## TASK PROMPT
Skip any picture you find and retype all the remaining lines exactly.

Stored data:
..........

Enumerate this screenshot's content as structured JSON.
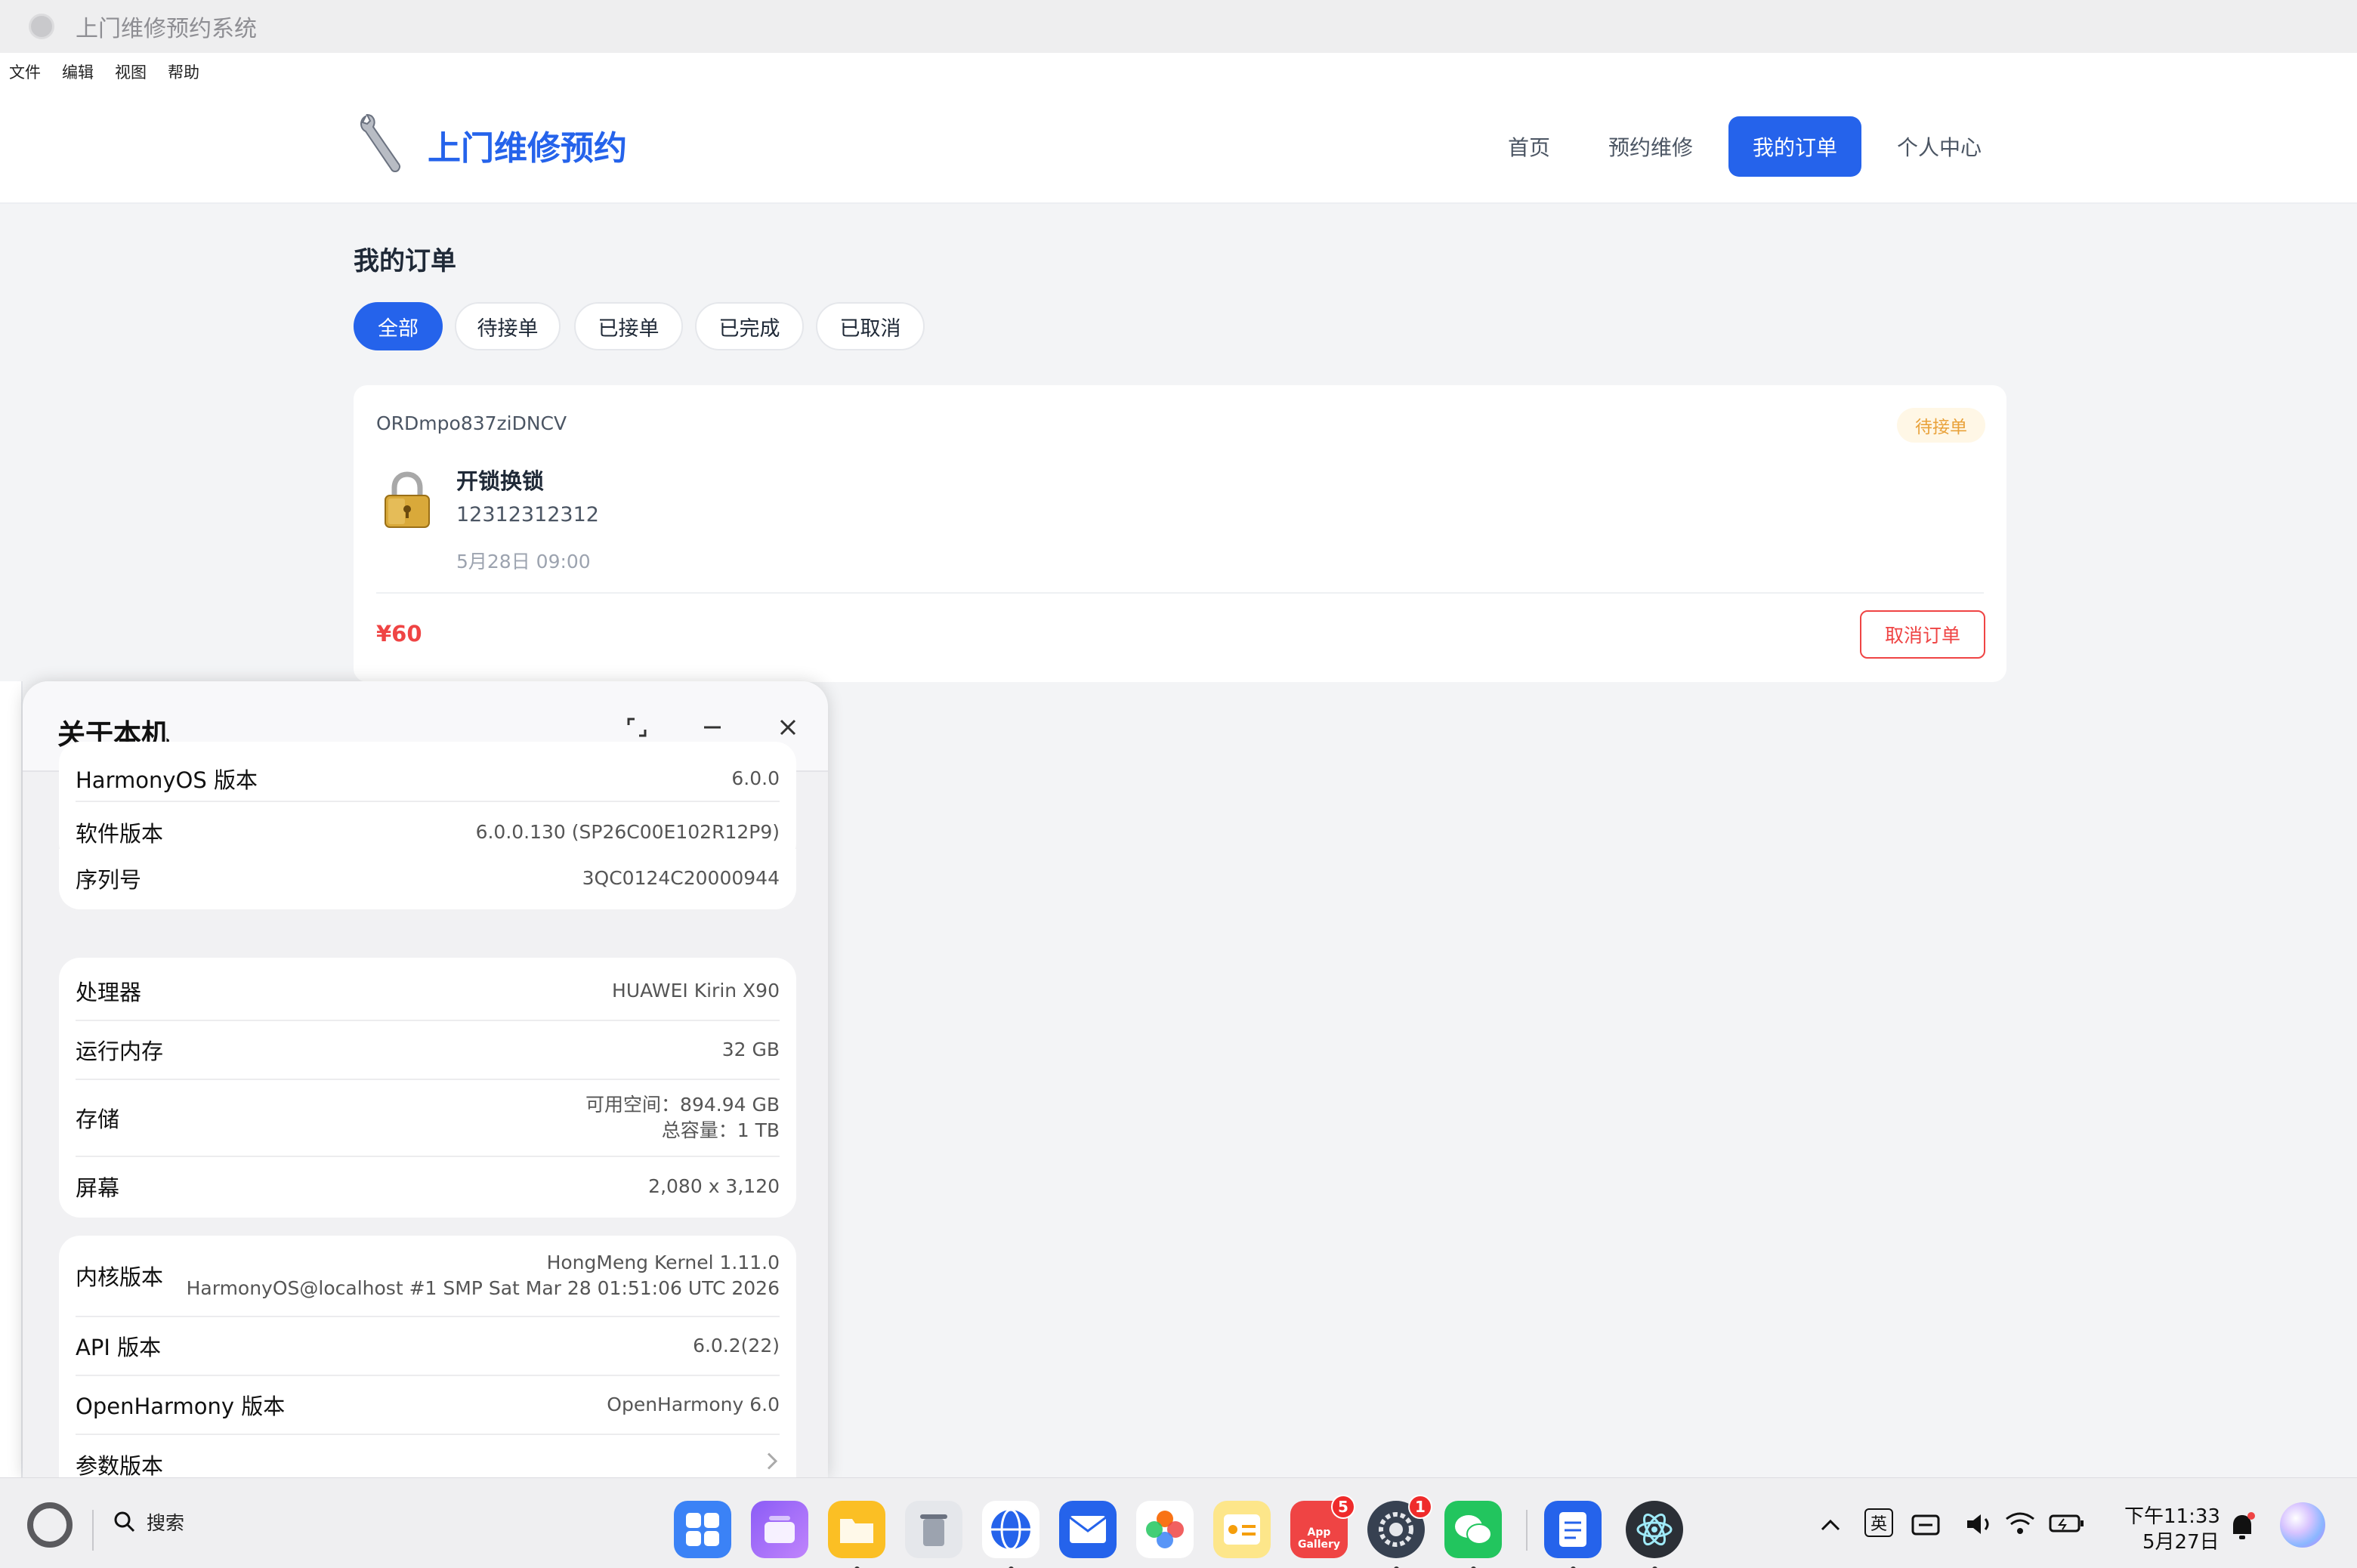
{
  "window": {
    "title": "上门维修预约系统"
  },
  "menubar": {
    "items": [
      "文件",
      "编辑",
      "视图",
      "帮助"
    ]
  },
  "header": {
    "logo_text": "上门维修预约",
    "nav": {
      "home": "首页",
      "book": "预约维修",
      "orders": "我的订单",
      "profile": "个人中心"
    },
    "active_nav": "我的订单"
  },
  "orders_page": {
    "title": "我的订单",
    "filters": {
      "all": "全部",
      "pending": "待接单",
      "accepted": "已接单",
      "completed": "已完成",
      "cancelled": "已取消"
    },
    "active_filter": "全部",
    "order": {
      "id": "ORDmpo837ziDNCV",
      "status": "待接单",
      "service": "开锁换锁",
      "phone": "12312312312",
      "time": "5月28日 09:00",
      "price": "¥60",
      "cancel_label": "取消订单"
    }
  },
  "about": {
    "title": "关于本机",
    "harmonyos_label": "HarmonyOS 版本",
    "harmonyos_value": "6.0.0",
    "software_label": "软件版本",
    "software_value": "6.0.0.130 (SP26C00E102R12P9)",
    "serial_label": "序列号",
    "serial_value": "3QC0124C20000944",
    "cpu_label": "处理器",
    "cpu_value": "HUAWEI Kirin X90",
    "ram_label": "运行内存",
    "ram_value": "32 GB",
    "storage_label": "存储",
    "storage_avail": "可用空间：894.94 GB",
    "storage_total": "总容量：1 TB",
    "screen_label": "屏幕",
    "screen_value": "2,080 x 3,120",
    "kernel_label": "内核版本",
    "kernel_line1": "HongMeng Kernel 1.11.0",
    "kernel_line2": "HarmonyOS@localhost #1 SMP Sat Mar 28 01:51:06 UTC 2026",
    "api_label": "API 版本",
    "api_value": "6.0.2(22)",
    "openharmony_label": "OpenHarmony 版本",
    "openharmony_value": "OpenHarmony 6.0",
    "params_label": "参数版本"
  },
  "taskbar": {
    "search_label": "搜索",
    "appgallery_text": "App Gallery",
    "appgallery_badge": "5",
    "settings_badge": "1",
    "ime_label": "英",
    "time": "下午11:33",
    "date": "5月27日"
  }
}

..........

## TASK OUTPUT
Enumerate this screenshot's content as structured JSON.
{
  "window": {
    "title": "上门维修预约系统"
  },
  "menubar": {
    "items": [
      "文件",
      "编辑",
      "视图",
      "帮助"
    ]
  },
  "header": {
    "logo_text": "上门维修预约",
    "nav": {
      "home": "首页",
      "book": "预约维修",
      "orders": "我的订单",
      "profile": "个人中心"
    },
    "active_nav": "我的订单"
  },
  "orders_page": {
    "title": "我的订单",
    "filters": {
      "all": "全部",
      "pending": "待接单",
      "accepted": "已接单",
      "completed": "已完成",
      "cancelled": "已取消"
    },
    "active_filter": "全部",
    "order": {
      "id": "ORDmpo837ziDNCV",
      "status": "待接单",
      "service": "开锁换锁",
      "phone": "12312312312",
      "time": "5月28日 09:00",
      "price": "¥60",
      "cancel_label": "取消订单"
    }
  },
  "about": {
    "title": "关于本机",
    "harmonyos_label": "HarmonyOS 版本",
    "harmonyos_value": "6.0.0",
    "software_label": "软件版本",
    "software_value": "6.0.0.130 (SP26C00E102R12P9)",
    "serial_label": "序列号",
    "serial_value": "3QC0124C20000944",
    "cpu_label": "处理器",
    "cpu_value": "HUAWEI Kirin X90",
    "ram_label": "运行内存",
    "ram_value": "32 GB",
    "storage_label": "存储",
    "storage_avail": "可用空间：894.94 GB",
    "storage_total": "总容量：1 TB",
    "screen_label": "屏幕",
    "screen_value": "2,080 x 3,120",
    "kernel_label": "内核版本",
    "kernel_line1": "HongMeng Kernel 1.11.0",
    "kernel_line2": "HarmonyOS@localhost #1 SMP Sat Mar 28 01:51:06 UTC 2026",
    "api_label": "API 版本",
    "api_value": "6.0.2(22)",
    "openharmony_label": "OpenHarmony 版本",
    "openharmony_value": "OpenHarmony 6.0",
    "params_label": "参数版本"
  },
  "taskbar": {
    "search_label": "搜索",
    "appgallery_text": "App Gallery",
    "appgallery_badge": "5",
    "settings_badge": "1",
    "ime_label": "英",
    "time": "下午11:33",
    "date": "5月27日"
  }
}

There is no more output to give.